STATED PROBLEM
Reproduce the data below verbatim from the line containing "What's the underlying" through its final line, and produce nothing more.

— start GIVEN DATA —

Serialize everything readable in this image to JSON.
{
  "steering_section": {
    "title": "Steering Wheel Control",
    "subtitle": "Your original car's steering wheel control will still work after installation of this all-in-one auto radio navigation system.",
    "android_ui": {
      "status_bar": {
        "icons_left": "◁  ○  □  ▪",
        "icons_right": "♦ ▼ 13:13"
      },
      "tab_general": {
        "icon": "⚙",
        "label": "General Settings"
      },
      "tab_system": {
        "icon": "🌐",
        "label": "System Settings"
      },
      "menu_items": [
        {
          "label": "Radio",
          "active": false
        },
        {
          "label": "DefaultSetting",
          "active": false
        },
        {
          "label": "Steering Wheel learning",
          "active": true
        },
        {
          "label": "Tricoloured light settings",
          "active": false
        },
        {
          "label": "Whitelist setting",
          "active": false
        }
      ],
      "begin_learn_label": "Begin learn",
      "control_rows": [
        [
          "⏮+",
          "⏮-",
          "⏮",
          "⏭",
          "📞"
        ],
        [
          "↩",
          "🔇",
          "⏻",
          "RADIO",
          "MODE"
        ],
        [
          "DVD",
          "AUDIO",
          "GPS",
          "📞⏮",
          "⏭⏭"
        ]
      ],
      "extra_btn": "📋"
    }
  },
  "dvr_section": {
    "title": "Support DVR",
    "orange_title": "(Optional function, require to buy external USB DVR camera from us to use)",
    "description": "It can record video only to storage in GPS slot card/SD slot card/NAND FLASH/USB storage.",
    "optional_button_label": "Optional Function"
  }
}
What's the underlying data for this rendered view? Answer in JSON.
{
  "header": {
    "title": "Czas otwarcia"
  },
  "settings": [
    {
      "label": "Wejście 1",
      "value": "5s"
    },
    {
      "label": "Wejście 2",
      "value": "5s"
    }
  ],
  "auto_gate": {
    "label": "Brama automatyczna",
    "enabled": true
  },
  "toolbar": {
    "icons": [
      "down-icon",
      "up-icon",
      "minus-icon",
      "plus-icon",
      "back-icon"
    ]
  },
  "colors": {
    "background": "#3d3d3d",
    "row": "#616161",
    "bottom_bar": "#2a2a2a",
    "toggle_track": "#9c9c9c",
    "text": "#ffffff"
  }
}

— end GIVEN DATA —

ANSWER TO THE TASK
What's the underlying data for this rendered view? Answer in JSON.
{
  "header": {
    "title": "Czas otwarcia"
  },
  "settings": [
    {
      "label": "Wejście 1",
      "value": "5s"
    },
    {
      "label": "Wejście 2",
      "value": "5s"
    }
  ],
  "auto_gate": {
    "label": "Brama automatyczna",
    "enabled": true
  },
  "toolbar": {
    "icons": [
      "down-icon",
      "up-icon",
      "minus-icon",
      "plus-icon",
      "back-icon"
    ]
  },
  "colors": {
    "background": "#3d3d3d",
    "row": "#616161",
    "bottom_bar": "#2a2a2a",
    "toggle_track": "#9c9c9c",
    "text": "#ffffff"
  }
}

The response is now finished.